— Begin Text shown —
The next we know of James Atkinson is 1 July 1916: the First Battle of the Somme. James became one of the 19,240 killed that day, the highest casualties in any one day in the history of the British Army. As his body was not recovered, one of 489 of 22nd Brigade between 1 & 3 July, he would initially have been listed as missing.
Reports of the battle are distorted. In the Dundee Telegraph and Post of 5 July, the headline says
'Battle of the Somme: Proceeds with Brilliant success'
In the text it then says:
“According to very exact information, our losses have been very small. One village was taken without the loss of any life. One army corps has only had the loss of a few hundreds killed and wounded. These splendid results are due to the efficacy and precision of our destructive fire, which ravaged the enemy's ranks”
...Who's hoping to kid everyone: the army PR people or the newspaper?
— End Text shown —
— Begin Material shown —
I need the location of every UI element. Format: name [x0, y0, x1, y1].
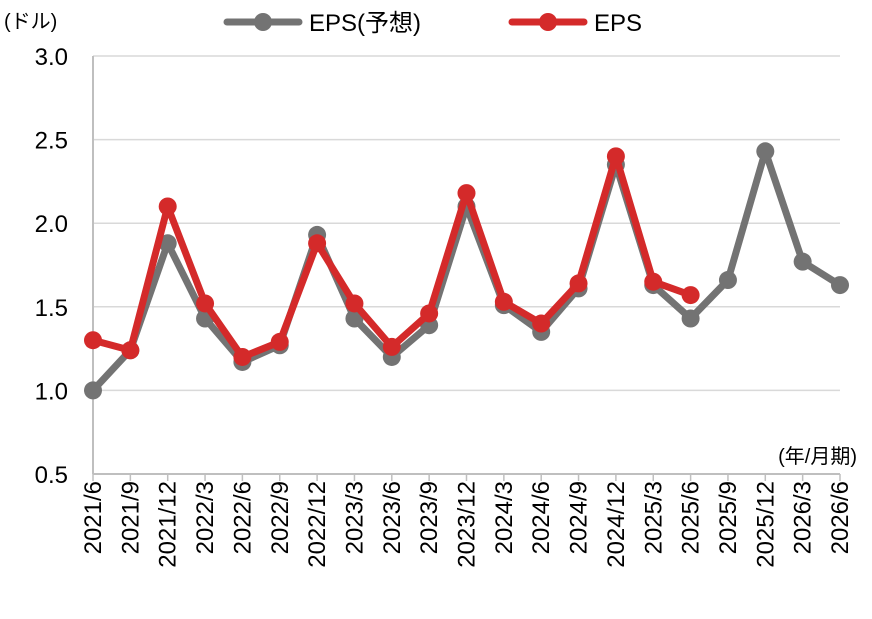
series-line: [89, 152, 695, 361]
x-tick-label: 2021/12: [155, 481, 182, 568]
legend-label: EPS(予想): [309, 10, 421, 37]
x-tick-label: 2021/9: [117, 481, 144, 554]
data-point: [681, 309, 700, 328]
x-tick-label: 2025/3: [640, 481, 667, 554]
data-point: [532, 314, 551, 333]
data-point: [494, 292, 513, 311]
y-axis-unit-label: (ドル): [4, 11, 57, 33]
data-point: [233, 347, 252, 366]
data-point: [793, 252, 812, 271]
x-tick-label: 2023/3: [341, 481, 368, 554]
series-group: [84, 142, 849, 400]
x-tick-label: 2022/12: [304, 481, 331, 568]
x-tick-label: 2024/3: [491, 481, 518, 554]
x-tick-label: 2024/9: [566, 481, 593, 554]
y-tick-label: 0.5: [35, 462, 68, 489]
y-tick-label: 1.0: [35, 378, 68, 405]
x-tick-label: 2021/6: [80, 481, 107, 554]
legend: EPS(予想) EPS: [223, 10, 642, 37]
data-point: [606, 147, 625, 166]
x-tick-label: 2025/9: [715, 481, 742, 554]
series-1: [84, 147, 700, 366]
data-point: [84, 381, 102, 400]
gridlines: [93, 55, 840, 392]
data-point: [718, 271, 737, 290]
x-tick-label: 2022/3: [192, 481, 219, 554]
data-point: [308, 234, 327, 253]
x-tick-label: 2023/6: [379, 481, 406, 554]
x-tick-label: 2023/12: [454, 481, 481, 568]
x-tick-label: 2024/6: [528, 481, 555, 554]
y-tick-label: 2.0: [35, 211, 68, 238]
data-point: [345, 294, 364, 313]
data-point: [569, 274, 588, 293]
data-point: [756, 142, 775, 161]
legend-swatch-marker: [254, 13, 272, 31]
x-tick-label: 2026/3: [790, 481, 817, 554]
x-tick-label: 2025/12: [752, 481, 779, 568]
data-point: [270, 332, 289, 351]
x-tick-label: 2022/9: [267, 481, 294, 554]
data-point: [196, 294, 215, 313]
x-tick-label: 2023/9: [416, 481, 443, 554]
legend-item: EPS(予想): [223, 10, 421, 37]
y-axis-ticks: 0.5 1.0 1.5 2.0 2.5 3.0: [35, 44, 68, 489]
legend-label: EPS: [594, 10, 642, 37]
data-point: [84, 331, 102, 350]
legend-item: EPS: [508, 10, 642, 37]
y-tick-label: 2.5: [35, 128, 68, 155]
data-point: [644, 272, 663, 291]
data-point: [681, 286, 700, 305]
y-tick-label: 3.0: [35, 44, 68, 71]
data-point: [158, 234, 177, 253]
data-point: [457, 184, 476, 203]
y-tick-label: 1.5: [35, 295, 68, 322]
x-tick-label: 2022/6: [229, 481, 256, 554]
x-tick-label: 2025/6: [678, 481, 705, 554]
series-0: [84, 142, 849, 400]
legend-swatch-marker: [539, 13, 557, 31]
data-point: [121, 341, 140, 360]
data-point: [382, 337, 401, 356]
x-tick-label: 2026/6: [827, 481, 854, 554]
x-axis-ticks: 2021/6 2021/9 2021/12 2022/3 2022/6 2022/9 202…: [80, 474, 854, 568]
data-point: [420, 304, 439, 323]
x-tick-label: 2024/12: [603, 481, 630, 568]
data-point: [831, 276, 849, 295]
x-axis-unit-label: (年/月期): [778, 445, 857, 468]
data-point: [158, 197, 177, 216]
— End Material shown —
What to do:
**1)** Please copy the James Atkinson passage word for word, everything from "The next we" down to "or the newspaper?".
**2)** In the James Atkinson passage, which newspaper carried the headline praising the Somme battle's "Brilliant success"?
**3)** Pick up the James Atkinson passage after its closing question and write the next few sentences.

Responses to the tasks:
**1)**
The next we know of James Atkinson is 1 July 1916: the First Battle of the Somme. James became one of the 19,240 killed that day, the highest casualties in any one day in the history of the British Army. As his body was not recovered, one of 489 of 22nd Brigade between 1 & 3 July, he would initially have been listed as missing.
Reports of the battle are distorted. In the Dundee Telegraph and Post of 5 July, the headline says
'Battle of the Somme: Proceeds with Brilliant success'
In the text it then says:
“According to very exact information, our losses have been very small. One village was taken without the loss of any life. One army corps has only had the loss of a few hundreds killed and wounded. These splendid results are due to the efficacy and precision of our destructive fire, which ravaged the enemy's ranks”
...Who's hoping to kid everyone: the army PR people or the newspaper?

**2)** The Dundee Telegraph and Post

**3)**
However, by 28 July the Newcastle Journal was reporting 2-3 columns of Roll of Honour, each column with 100 killed, missing or wounded at a time. We don't know when James Atkinson's parents were told, but in Newcastle Journal 31 July, a month after he went missing, his name is in the list of over 1200 names of Northern Casualties:
Missing: Northumberland Fusiliers: Lance-Corporal JA Gotts 155 (Seaton Delaval)
So no doubt about it, the right name, regiment and service number, and his parish.
On one of these he says
Just a few lines hoping to find you well as it leaves me at present. I hope you received your letter all right and also hope this card suits you as it is as pretty one as I could find. They are all pretty one does not no which to pick. Tell them all at home that I send my best respects also to you your wife and family. Bob Elphick is a sergeant in the 14th Northumberlands now. Remember me to all. I think I will now close with all my love Jim”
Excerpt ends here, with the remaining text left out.